* _EXERCISE DESCRIPTION_
The records that follow must be repeated verbatim, every one of them.

# start of RECORDS FOR PROCESSING

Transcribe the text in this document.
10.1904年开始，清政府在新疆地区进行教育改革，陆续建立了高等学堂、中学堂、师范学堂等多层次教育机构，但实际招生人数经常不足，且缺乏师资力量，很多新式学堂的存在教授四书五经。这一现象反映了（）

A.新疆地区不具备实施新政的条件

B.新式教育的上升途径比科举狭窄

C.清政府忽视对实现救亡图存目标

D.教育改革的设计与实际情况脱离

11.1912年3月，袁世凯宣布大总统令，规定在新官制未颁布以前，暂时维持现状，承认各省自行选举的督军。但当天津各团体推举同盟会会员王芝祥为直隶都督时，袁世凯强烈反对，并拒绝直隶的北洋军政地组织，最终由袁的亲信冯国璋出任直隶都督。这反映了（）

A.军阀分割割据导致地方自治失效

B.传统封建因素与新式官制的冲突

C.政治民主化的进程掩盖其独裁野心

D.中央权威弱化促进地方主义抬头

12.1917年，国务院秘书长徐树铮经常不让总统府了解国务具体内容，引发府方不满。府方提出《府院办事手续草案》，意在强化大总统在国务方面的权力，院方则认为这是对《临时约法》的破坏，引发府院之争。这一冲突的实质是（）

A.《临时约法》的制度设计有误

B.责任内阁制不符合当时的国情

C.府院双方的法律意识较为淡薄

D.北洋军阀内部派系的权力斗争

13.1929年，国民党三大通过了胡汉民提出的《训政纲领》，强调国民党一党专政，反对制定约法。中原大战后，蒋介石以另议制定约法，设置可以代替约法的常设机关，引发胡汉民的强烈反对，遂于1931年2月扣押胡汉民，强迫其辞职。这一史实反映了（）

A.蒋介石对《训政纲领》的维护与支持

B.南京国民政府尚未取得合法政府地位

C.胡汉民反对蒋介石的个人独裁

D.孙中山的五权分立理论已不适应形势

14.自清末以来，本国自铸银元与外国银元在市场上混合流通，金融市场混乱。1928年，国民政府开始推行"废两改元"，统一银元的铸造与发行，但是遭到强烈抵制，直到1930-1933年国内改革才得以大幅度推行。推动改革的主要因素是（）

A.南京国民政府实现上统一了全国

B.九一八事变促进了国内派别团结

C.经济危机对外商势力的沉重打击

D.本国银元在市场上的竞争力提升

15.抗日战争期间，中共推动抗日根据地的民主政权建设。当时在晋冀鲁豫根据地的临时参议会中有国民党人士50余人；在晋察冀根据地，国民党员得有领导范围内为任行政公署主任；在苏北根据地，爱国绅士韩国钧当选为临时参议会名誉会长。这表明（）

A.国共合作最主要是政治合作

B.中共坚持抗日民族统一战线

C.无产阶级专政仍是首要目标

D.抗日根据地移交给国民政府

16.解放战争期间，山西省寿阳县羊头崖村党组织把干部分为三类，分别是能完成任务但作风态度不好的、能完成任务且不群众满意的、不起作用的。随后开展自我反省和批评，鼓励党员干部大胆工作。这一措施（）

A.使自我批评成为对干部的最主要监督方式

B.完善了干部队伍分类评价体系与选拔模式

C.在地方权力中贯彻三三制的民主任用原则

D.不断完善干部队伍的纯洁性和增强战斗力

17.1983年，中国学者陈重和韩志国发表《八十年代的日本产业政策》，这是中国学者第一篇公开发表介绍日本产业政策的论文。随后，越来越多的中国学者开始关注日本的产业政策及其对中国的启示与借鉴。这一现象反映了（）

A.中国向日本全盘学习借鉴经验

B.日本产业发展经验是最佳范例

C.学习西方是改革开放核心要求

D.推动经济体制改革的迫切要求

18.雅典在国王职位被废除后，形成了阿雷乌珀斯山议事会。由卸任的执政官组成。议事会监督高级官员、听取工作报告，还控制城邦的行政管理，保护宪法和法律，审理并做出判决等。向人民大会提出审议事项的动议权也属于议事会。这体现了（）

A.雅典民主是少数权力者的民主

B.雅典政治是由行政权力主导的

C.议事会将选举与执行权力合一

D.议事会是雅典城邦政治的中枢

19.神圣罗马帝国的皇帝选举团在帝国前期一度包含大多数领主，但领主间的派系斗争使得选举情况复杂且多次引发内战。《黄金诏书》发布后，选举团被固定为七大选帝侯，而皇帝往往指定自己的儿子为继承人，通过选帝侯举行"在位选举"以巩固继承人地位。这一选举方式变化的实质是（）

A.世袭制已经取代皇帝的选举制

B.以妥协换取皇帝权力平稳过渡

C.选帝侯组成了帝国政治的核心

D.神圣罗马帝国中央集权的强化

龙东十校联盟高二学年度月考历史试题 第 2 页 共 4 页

# end of RECORDS FOR PROCESSING

* _RESPONSE TO THE EXERCISE_
Transcribe the text in this document.
10.1904年开始，清政府在新疆地区进行教育改革，陆续建立了高等学堂、中学堂、师范学堂等多层次教育机构，但实际招生人数经常不足，且缺乏师资力量，很多新式学堂的存在教授四书五经。这一现象反映了（）

A.新疆地区不具备实施新政的条件

B.新式教育的上升途径比科举狭窄

C.清政府忽视对实现救亡图存目标

D.教育改革的设计与实际情况脱离

11.1912年3月，袁世凯宣布大总统令，规定在新官制未颁布以前，暂时维持现状，承认各省自行选举的督军。但当天津各团体推举同盟会会员王芝祥为直隶都督时，袁世凯强烈反对，并拒绝直隶的北洋军政地组织，最终由袁的亲信冯国璋出任直隶都督。这反映了（）

A.军阀分割割据导致地方自治失效

B.传统封建因素与新式官制的冲突

C.政治民主化的进程掩盖其独裁野心

D.中央权威弱化促进地方主义抬头

12.1917年，国务院秘书长徐树铮经常不让总统府了解国务具体内容，引发府方不满。府方提出《府院办事手续草案》，意在强化大总统在国务方面的权力，院方则认为这是对《临时约法》的破坏，引发府院之争。这一冲突的实质是（）

A.《临时约法》的制度设计有误

B.责任内阁制不符合当时的国情

C.府院双方的法律意识较为淡薄

D.北洋军阀内部派系的权力斗争

13.1929年，国民党三大通过了胡汉民提出的《训政纲领》，强调国民党一党专政，反对制定约法。中原大战后，蒋介石以另议制定约法，设置可以代替约法的常设机关，引发胡汉民的强烈反对，遂于1931年2月扣押胡汉民，强迫其辞职。这一史实反映了（）

A.蒋介石对《训政纲领》的维护与支持

B.南京国民政府尚未取得合法政府地位

C.胡汉民反对蒋介石的个人独裁

D.孙中山的五权分立理论已不适应形势

14.自清末以来，本国自铸银元与外国银元在市场上混合流通，金融市场混乱。1928年，国民政府开始推行"废两改元"，统一银元的铸造与发行，但是遭到强烈抵制，直到1930-1933年国内改革才得以大幅度推行。推动改革的主要因素是（）

A.南京国民政府实现上统一了全国

B.九一八事变促进了国内派别团结

C.经济危机对外商势力的沉重打击

D.本国银元在市场上的竞争力提升

15.抗日战争期间，中共推动抗日根据地的民主政权建设。当时在晋冀鲁豫根据地的临时参议会中有国民党人士50余人；在晋察冀根据地，国民党员得有领导范围内为任行政公署主任；在苏北根据地，爱国绅士韩国钧当选为临时参议会名誉会长。这表明（）

A.国共合作最主要是政治合作

B.中共坚持抗日民族统一战线

C.无产阶级专政仍是首要目标

D.抗日根据地移交给国民政府

16.解放战争期间，山西省寿阳县羊头崖村党组织把干部分为三类，分别是能完成任务但作风态度不好的、能完成任务且不群众满意的、不起作用的。随后开展自我反省和批评，鼓励党员干部大胆工作。这一措施（）

A.使自我批评成为对干部的最主要监督方式

B.完善了干部队伍分类评价体系与选拔模式

C.在地方权力中贯彻三三制的民主任用原则

D.不断完善干部队伍的纯洁性和增强战斗力

17.1983年，中国学者陈重和韩志国发表《八十年代的日本产业政策》，这是中国学者第一篇公开发表介绍日本产业政策的论文。随后，越来越多的中国学者开始关注日本的产业政策及其对中国的启示与借鉴。这一现象反映了（）

A.中国向日本全盘学习借鉴经验

B.日本产业发展经验是最佳范例

C.学习西方是改革开放核心要求

D.推动经济体制改革的迫切要求

18.雅典在国王职位被废除后，形成了阿雷乌珀斯山议事会。由卸任的执政官组成。议事会监督高级官员、听取工作报告，还控制城邦的行政管理，保护宪法和法律，审理并做出判决等。向人民大会提出审议事项的动议权也属于议事会。这体现了（）

A.雅典民主是少数权力者的民主

B.雅典政治是由行政权力主导的

C.议事会将选举与执行权力合一

D.议事会是雅典城邦政治的中枢

19.神圣罗马帝国的皇帝选举团在帝国前期一度包含大多数领主，但领主间的派系斗争使得选举情况复杂且多次引发内战。《黄金诏书》发布后，选举团被固定为七大选帝侯，而皇帝往往指定自己的儿子为继承人，通过选帝侯举行"在位选举"以巩固继承人地位。这一选举方式变化的实质是（）

A.世袭制已经取代皇帝的选举制

B.以妥协换取皇帝权力平稳过渡

C.选帝侯组成了帝国政治的核心

D.神圣罗马帝国中央集权的强化

龙东十校联盟高二学年度月考历史试题 第 2 页 共 4 页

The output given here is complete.